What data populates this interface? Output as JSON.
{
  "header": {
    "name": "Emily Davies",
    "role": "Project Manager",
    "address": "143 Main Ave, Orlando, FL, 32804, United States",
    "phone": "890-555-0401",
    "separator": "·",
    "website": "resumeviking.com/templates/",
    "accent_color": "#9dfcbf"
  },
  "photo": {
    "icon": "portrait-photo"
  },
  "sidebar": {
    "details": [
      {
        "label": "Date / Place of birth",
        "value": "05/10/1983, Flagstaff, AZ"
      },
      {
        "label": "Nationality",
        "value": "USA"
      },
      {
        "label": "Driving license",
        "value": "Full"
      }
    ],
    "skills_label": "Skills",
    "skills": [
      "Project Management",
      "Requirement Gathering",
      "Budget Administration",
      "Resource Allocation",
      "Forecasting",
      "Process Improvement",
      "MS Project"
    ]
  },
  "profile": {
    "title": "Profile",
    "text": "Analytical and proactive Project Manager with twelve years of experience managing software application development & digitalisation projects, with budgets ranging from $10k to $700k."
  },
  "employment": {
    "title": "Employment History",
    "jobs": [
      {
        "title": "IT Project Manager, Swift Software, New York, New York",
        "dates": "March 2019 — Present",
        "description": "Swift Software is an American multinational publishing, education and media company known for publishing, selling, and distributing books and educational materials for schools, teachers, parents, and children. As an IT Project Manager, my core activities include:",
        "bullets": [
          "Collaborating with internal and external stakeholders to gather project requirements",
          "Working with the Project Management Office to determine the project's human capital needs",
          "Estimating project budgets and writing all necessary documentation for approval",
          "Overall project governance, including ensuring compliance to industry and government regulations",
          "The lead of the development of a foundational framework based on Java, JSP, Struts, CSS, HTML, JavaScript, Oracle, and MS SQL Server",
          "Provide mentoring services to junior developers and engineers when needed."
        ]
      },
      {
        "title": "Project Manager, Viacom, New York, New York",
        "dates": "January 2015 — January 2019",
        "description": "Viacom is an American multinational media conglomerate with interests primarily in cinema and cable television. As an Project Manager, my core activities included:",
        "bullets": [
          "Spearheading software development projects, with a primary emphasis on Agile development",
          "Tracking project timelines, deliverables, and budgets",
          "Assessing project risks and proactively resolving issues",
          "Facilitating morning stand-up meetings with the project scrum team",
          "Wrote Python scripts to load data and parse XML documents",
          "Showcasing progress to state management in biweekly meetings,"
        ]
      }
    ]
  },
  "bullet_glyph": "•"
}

-- Task objective --
Repeat every entry exactly, please.

-- Task result --
What data populates this interface? Output as JSON.
{
  "header": {
    "name": "Emily Davies",
    "role": "Project Manager",
    "address": "143 Main Ave, Orlando, FL, 32804, United States",
    "phone": "890-555-0401",
    "separator": "·",
    "website": "resumeviking.com/templates/",
    "accent_color": "#9dfcbf"
  },
  "photo": {
    "icon": "portrait-photo"
  },
  "sidebar": {
    "details": [
      {
        "label": "Date / Place of birth",
        "value": "05/10/1983, Flagstaff, AZ"
      },
      {
        "label": "Nationality",
        "value": "USA"
      },
      {
        "label": "Driving license",
        "value": "Full"
      }
    ],
    "skills_label": "Skills",
    "skills": [
      "Project Management",
      "Requirement Gathering",
      "Budget Administration",
      "Resource Allocation",
      "Forecasting",
      "Process Improvement",
      "MS Project"
    ]
  },
  "profile": {
    "title": "Profile",
    "text": "Analytical and proactive Project Manager with twelve years of experience managing software application development & digitalisation projects, with budgets ranging from $10k to $700k."
  },
  "employment": {
    "title": "Employment History",
    "jobs": [
      {
        "title": "IT Project Manager, Swift Software, New York, New York",
        "dates": "March 2019 — Present",
        "description": "Swift Software is an American multinational publishing, education and media company known for publishing, selling, and distributing books and educational materials for schools, teachers, parents, and children. As an IT Project Manager, my core activities include:",
        "bullets": [
          "Collaborating with internal and external stakeholders to gather project requirements",
          "Working with the Project Management Office to determine the project's human capital needs",
          "Estimating project budgets and writing all necessary documentation for approval",
          "Overall project governance, including ensuring compliance to industry and government regulations",
          "The lead of the development of a foundational framework based on Java, JSP, Struts, CSS, HTML, JavaScript, Oracle, and MS SQL Server",
          "Provide mentoring services to junior developers and engineers when needed."
        ]
      },
      {
        "title": "Project Manager, Viacom, New York, New York",
        "dates": "January 2015 — January 2019",
        "description": "Viacom is an American multinational media conglomerate with interests primarily in cinema and cable television. As an Project Manager, my core activities included:",
        "bullets": [
          "Spearheading software development projects, with a primary emphasis on Agile development",
          "Tracking project timelines, deliverables, and budgets",
          "Assessing project risks and proactively resolving issues",
          "Facilitating morning stand-up meetings with the project scrum team",
          "Wrote Python scripts to load data and parse XML documents",
          "Showcasing progress to state management in biweekly meetings,"
        ]
      }
    ]
  },
  "bullet_glyph": "•"
}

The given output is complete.